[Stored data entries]
----------
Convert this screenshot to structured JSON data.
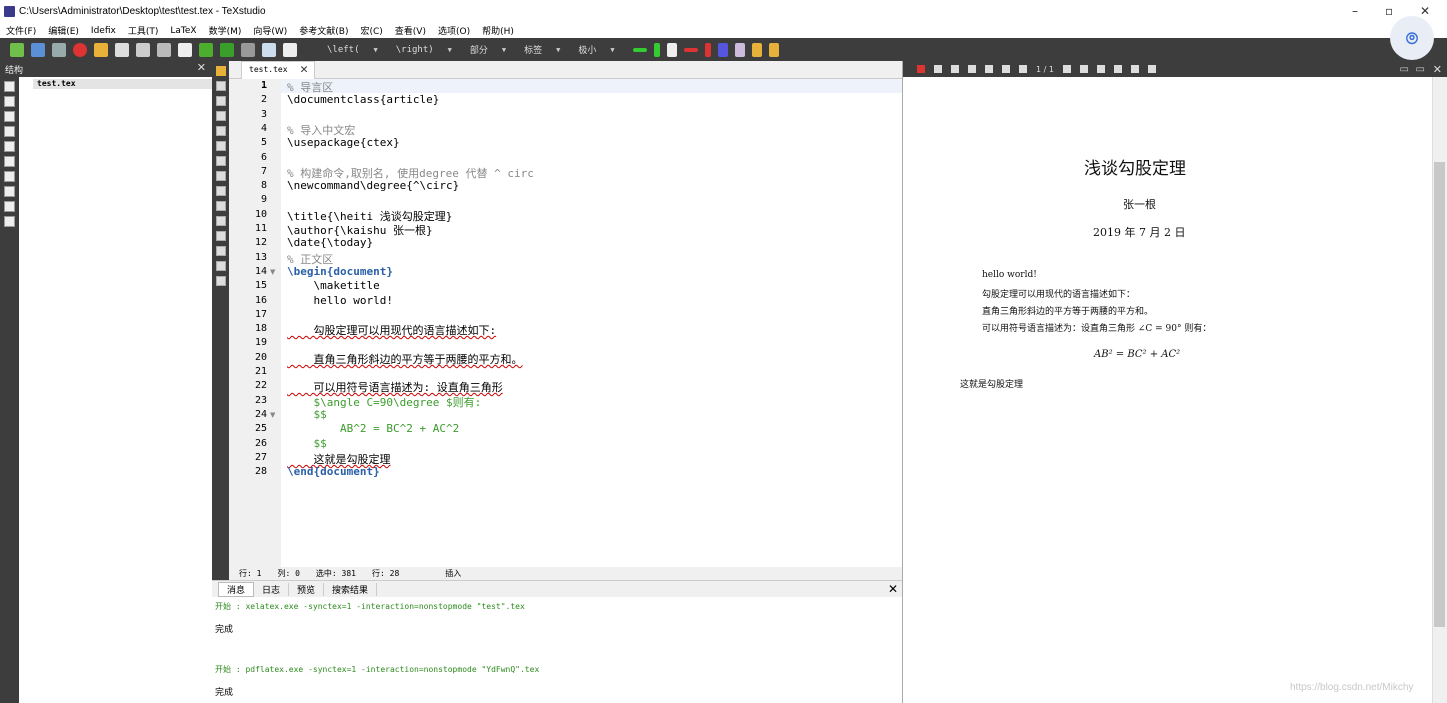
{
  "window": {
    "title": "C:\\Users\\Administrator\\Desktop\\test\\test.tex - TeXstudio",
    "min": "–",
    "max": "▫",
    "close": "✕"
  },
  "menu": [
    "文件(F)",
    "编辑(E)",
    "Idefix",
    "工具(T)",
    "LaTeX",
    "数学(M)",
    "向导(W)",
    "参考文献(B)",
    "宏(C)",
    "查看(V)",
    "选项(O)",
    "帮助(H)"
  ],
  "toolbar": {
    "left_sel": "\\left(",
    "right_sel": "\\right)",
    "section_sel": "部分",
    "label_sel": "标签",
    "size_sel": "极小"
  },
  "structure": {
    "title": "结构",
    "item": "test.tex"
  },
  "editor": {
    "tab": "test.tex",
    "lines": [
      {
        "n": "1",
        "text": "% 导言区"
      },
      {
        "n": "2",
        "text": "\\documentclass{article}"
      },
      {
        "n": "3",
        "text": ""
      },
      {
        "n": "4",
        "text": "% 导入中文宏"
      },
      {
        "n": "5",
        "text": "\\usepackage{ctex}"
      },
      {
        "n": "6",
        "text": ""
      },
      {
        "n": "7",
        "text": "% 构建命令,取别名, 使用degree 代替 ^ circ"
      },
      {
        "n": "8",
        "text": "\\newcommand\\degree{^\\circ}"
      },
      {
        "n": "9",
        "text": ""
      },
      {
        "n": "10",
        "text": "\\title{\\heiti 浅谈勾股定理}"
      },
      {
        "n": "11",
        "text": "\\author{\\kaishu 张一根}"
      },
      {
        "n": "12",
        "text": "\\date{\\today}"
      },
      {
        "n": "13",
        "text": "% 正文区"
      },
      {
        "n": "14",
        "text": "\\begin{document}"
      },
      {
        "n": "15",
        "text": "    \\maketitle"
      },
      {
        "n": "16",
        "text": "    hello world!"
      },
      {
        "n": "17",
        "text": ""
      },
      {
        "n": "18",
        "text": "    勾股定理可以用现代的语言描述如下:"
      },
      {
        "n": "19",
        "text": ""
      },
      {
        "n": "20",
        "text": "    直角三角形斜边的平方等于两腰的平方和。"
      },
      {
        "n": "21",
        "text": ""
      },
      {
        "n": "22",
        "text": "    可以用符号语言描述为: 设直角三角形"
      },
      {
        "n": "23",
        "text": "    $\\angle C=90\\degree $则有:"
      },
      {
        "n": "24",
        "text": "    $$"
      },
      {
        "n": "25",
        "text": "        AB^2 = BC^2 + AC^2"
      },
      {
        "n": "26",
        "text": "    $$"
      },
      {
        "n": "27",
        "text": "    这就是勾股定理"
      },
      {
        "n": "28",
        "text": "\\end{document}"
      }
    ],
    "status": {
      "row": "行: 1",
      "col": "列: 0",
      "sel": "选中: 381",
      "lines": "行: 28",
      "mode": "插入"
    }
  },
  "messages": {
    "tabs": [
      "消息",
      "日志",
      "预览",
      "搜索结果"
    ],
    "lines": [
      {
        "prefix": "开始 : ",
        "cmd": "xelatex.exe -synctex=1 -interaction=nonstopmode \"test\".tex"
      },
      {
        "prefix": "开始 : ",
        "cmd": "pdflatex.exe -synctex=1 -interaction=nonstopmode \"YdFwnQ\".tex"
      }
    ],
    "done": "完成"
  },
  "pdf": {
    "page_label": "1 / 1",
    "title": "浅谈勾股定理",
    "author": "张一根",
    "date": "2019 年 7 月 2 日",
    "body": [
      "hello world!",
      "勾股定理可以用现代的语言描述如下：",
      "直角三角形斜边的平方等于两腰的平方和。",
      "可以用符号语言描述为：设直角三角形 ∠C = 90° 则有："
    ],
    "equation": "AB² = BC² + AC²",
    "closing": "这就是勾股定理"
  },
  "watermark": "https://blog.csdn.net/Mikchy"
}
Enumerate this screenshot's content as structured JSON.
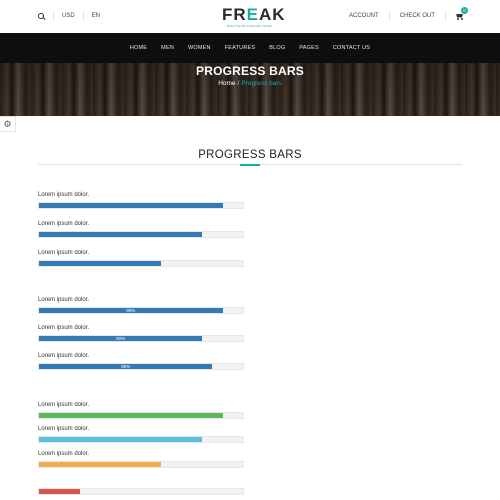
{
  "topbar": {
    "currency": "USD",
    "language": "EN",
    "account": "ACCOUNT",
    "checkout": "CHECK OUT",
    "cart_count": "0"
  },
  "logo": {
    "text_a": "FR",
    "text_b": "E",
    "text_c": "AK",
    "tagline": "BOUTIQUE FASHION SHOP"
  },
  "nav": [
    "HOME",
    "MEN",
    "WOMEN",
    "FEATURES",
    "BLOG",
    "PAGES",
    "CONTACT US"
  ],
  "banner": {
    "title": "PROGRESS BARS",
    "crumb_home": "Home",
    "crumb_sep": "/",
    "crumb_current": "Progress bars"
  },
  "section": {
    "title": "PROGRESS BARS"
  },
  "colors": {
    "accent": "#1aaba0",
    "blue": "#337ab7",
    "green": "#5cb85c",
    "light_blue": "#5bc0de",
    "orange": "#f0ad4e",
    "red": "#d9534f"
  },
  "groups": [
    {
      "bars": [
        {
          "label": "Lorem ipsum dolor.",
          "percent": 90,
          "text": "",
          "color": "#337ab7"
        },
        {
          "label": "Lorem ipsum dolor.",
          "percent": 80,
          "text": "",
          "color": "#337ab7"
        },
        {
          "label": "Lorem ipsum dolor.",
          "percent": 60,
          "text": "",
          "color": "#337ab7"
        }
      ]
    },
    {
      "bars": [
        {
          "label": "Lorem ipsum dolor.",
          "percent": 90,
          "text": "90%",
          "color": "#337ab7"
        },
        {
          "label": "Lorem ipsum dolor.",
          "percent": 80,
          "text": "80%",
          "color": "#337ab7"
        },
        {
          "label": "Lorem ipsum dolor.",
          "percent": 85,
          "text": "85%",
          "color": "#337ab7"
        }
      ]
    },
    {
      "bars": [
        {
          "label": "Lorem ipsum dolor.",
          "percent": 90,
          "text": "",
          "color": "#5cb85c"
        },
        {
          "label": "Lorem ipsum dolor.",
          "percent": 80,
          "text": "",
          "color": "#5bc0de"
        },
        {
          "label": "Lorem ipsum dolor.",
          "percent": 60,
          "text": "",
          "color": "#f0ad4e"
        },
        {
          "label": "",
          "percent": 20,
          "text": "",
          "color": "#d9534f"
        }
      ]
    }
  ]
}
----------
▸ What you should do: Which lines of the data above contain "this"? Copy each one.

▸ Written response:
Convert this screenshot to structured JSON data.
Enumerate this screenshot's content as structured JSON.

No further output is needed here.